[Collection entries]

——

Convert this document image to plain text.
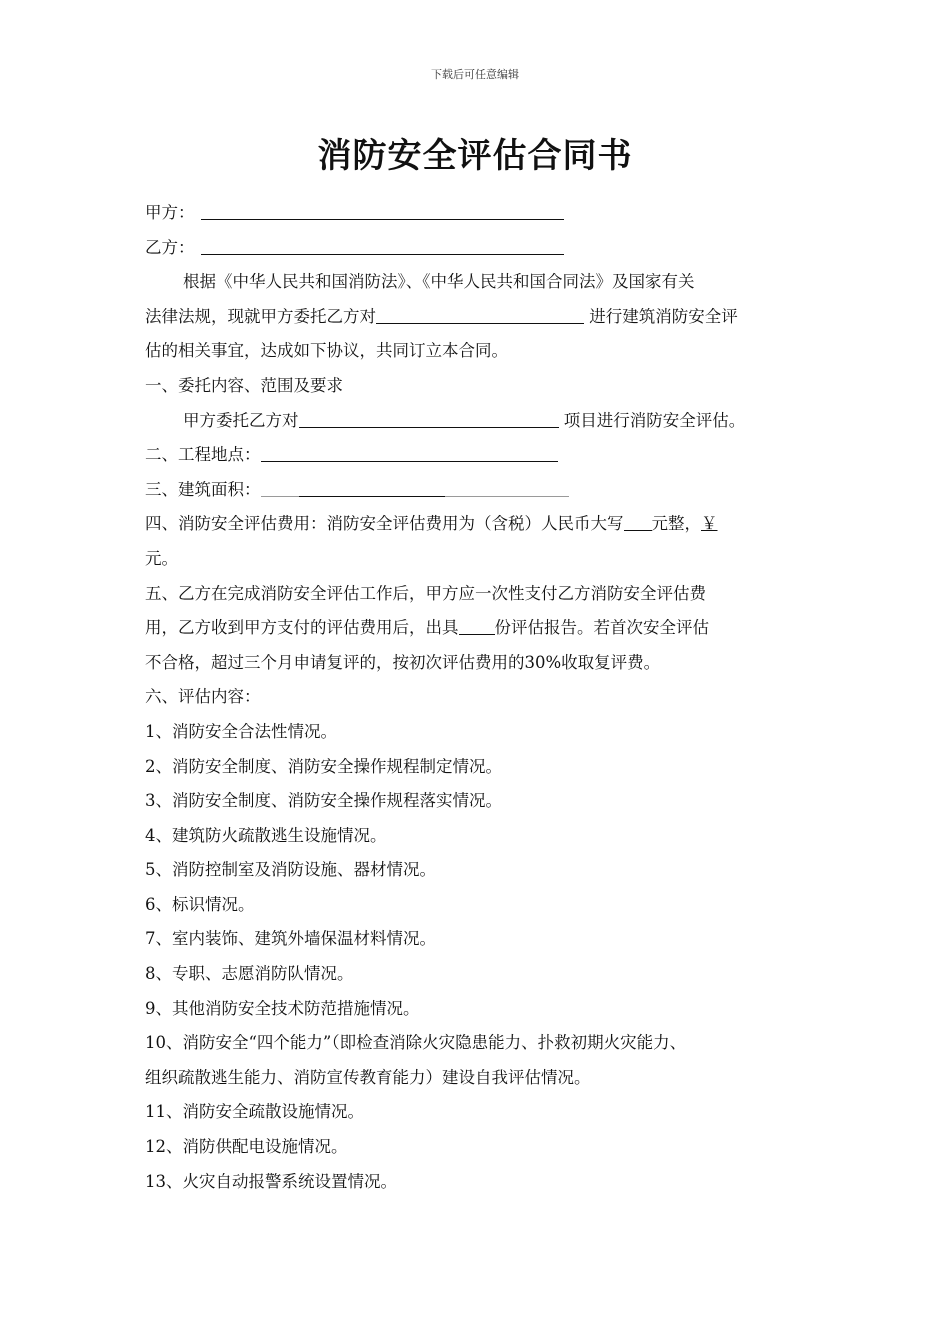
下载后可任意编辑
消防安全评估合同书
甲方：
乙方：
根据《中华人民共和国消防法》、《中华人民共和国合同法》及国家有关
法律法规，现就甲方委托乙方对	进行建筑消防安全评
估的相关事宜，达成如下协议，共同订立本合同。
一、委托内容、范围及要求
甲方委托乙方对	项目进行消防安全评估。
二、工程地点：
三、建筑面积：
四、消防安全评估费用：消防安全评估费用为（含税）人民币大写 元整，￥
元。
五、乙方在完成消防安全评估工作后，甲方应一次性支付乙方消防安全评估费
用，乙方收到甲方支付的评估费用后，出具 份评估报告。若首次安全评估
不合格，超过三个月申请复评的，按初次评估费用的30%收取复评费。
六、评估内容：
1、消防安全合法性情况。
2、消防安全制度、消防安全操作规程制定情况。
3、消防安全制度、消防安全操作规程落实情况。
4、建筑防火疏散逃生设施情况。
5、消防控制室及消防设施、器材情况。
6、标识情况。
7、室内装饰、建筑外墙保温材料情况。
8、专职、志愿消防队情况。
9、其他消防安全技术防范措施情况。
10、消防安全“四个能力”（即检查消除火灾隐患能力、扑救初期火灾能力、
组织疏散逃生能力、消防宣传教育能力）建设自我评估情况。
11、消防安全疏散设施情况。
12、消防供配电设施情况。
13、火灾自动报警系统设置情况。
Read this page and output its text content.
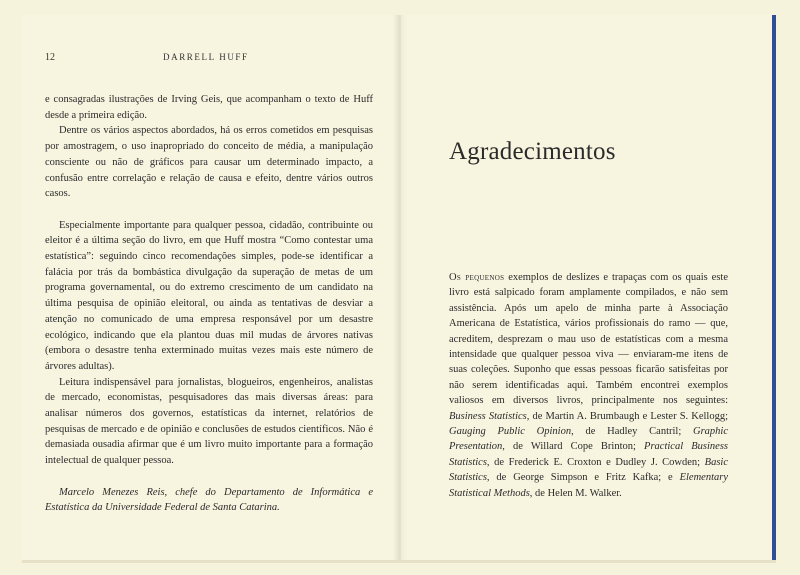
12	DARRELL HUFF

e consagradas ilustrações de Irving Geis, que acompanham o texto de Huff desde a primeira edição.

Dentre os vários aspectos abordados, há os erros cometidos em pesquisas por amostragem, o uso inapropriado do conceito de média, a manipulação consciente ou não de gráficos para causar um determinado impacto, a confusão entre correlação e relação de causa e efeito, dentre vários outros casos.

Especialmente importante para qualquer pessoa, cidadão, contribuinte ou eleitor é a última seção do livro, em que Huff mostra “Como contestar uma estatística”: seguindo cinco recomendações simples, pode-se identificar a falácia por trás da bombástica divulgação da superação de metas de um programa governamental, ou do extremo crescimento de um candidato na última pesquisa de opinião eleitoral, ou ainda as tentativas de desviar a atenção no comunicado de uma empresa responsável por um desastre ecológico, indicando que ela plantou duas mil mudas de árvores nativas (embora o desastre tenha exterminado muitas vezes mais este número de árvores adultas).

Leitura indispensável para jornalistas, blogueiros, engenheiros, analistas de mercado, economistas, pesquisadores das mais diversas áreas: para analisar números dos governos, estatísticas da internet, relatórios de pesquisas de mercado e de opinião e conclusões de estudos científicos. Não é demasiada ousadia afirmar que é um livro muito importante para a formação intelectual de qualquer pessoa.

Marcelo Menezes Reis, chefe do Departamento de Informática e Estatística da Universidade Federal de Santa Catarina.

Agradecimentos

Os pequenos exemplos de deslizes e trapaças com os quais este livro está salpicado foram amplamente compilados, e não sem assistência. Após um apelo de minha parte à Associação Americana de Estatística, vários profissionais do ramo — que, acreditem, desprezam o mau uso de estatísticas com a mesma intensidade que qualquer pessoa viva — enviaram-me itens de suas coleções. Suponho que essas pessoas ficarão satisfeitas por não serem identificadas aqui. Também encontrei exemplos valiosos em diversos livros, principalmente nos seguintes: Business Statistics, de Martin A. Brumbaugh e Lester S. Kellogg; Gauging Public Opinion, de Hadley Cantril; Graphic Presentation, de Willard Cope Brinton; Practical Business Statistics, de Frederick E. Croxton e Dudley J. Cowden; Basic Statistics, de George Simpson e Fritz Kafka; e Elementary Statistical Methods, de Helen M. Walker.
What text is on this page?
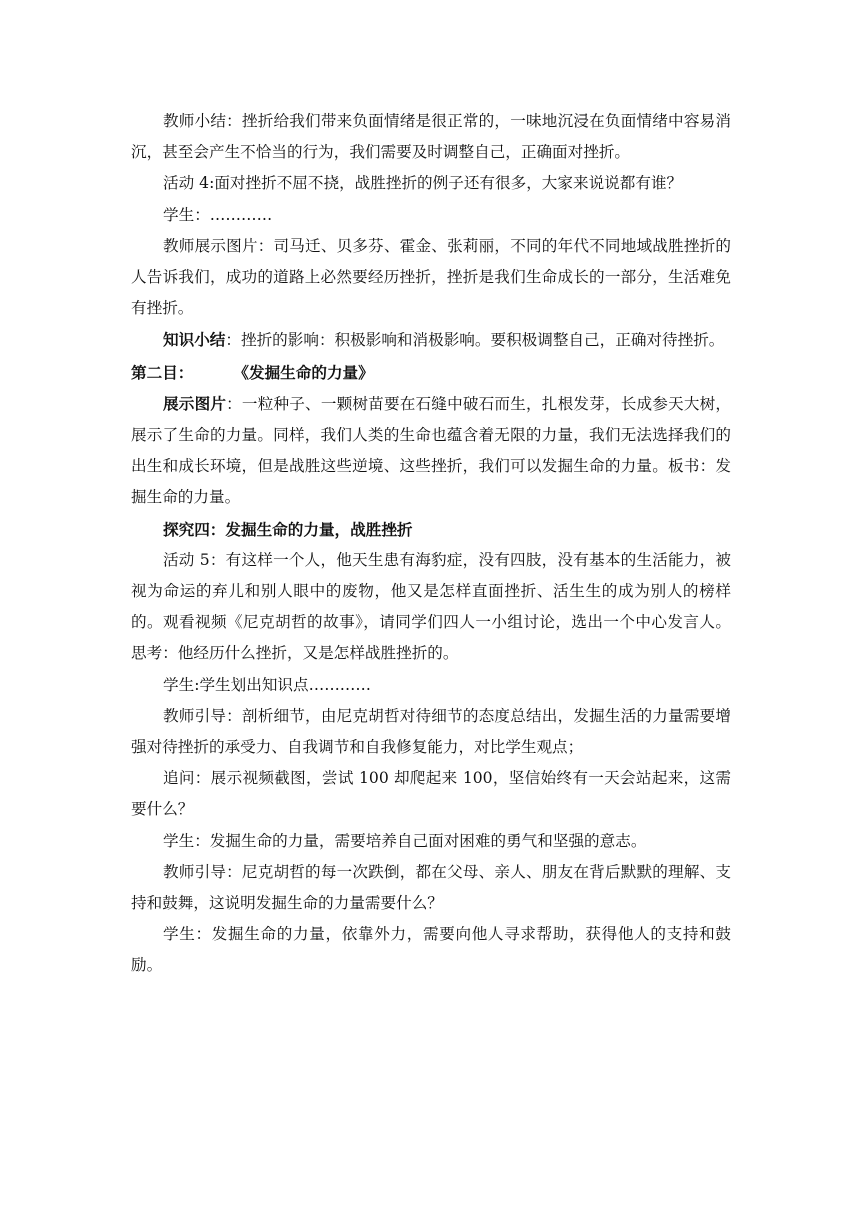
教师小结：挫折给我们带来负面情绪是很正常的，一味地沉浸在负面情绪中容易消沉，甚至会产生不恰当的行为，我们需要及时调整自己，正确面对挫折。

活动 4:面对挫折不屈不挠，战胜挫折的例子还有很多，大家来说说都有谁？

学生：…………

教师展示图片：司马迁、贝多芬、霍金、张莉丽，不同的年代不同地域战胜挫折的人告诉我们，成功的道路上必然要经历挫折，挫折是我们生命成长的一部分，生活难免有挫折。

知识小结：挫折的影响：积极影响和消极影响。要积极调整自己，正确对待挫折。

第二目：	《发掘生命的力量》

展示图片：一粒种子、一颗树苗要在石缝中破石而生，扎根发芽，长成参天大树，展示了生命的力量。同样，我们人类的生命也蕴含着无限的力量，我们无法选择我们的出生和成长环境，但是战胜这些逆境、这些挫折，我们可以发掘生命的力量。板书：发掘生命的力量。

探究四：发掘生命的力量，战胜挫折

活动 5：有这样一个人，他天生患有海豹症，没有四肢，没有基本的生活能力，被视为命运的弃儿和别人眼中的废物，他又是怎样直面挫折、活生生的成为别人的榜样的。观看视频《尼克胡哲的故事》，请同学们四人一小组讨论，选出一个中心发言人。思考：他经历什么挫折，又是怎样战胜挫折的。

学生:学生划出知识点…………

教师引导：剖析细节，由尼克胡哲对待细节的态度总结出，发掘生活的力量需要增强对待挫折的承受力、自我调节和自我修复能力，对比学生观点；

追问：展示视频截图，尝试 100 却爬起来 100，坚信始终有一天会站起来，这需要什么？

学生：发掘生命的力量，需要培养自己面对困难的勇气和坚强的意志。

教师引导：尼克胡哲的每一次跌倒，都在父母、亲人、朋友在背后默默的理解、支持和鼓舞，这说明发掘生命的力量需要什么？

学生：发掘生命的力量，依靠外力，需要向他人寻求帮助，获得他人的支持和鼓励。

——

From the line containing "What text is on this page?" to the end of the data above, give those lines again verbatim, with both endpoints included and no images.

What text is on this page?
教师小结：挫折给我们带来负面情绪是很正常的，一味地沉浸在负面情绪中容易消沉，甚至会产生不恰当的行为，我们需要及时调整自己，正确面对挫折。

活动 4:面对挫折不屈不挠，战胜挫折的例子还有很多，大家来说说都有谁？

学生：…………

教师展示图片：司马迁、贝多芬、霍金、张莉丽，不同的年代不同地域战胜挫折的人告诉我们，成功的道路上必然要经历挫折，挫折是我们生命成长的一部分，生活难免有挫折。

知识小结：挫折的影响：积极影响和消极影响。要积极调整自己，正确对待挫折。

第二目：	《发掘生命的力量》

展示图片：一粒种子、一颗树苗要在石缝中破石而生，扎根发芽，长成参天大树，展示了生命的力量。同样，我们人类的生命也蕴含着无限的力量，我们无法选择我们的出生和成长环境，但是战胜这些逆境、这些挫折，我们可以发掘生命的力量。板书：发掘生命的力量。

探究四：发掘生命的力量，战胜挫折

活动 5：有这样一个人，他天生患有海豹症，没有四肢，没有基本的生活能力，被视为命运的弃儿和别人眼中的废物，他又是怎样直面挫折、活生生的成为别人的榜样的。观看视频《尼克胡哲的故事》，请同学们四人一小组讨论，选出一个中心发言人。思考：他经历什么挫折，又是怎样战胜挫折的。

学生:学生划出知识点…………

教师引导：剖析细节，由尼克胡哲对待细节的态度总结出，发掘生活的力量需要增强对待挫折的承受力、自我调节和自我修复能力，对比学生观点；

追问：展示视频截图，尝试 100 却爬起来 100，坚信始终有一天会站起来，这需要什么？

学生：发掘生命的力量，需要培养自己面对困难的勇气和坚强的意志。

教师引导：尼克胡哲的每一次跌倒，都在父母、亲人、朋友在背后默默的理解、支持和鼓舞，这说明发掘生命的力量需要什么？

学生：发掘生命的力量，依靠外力，需要向他人寻求帮助，获得他人的支持和鼓励。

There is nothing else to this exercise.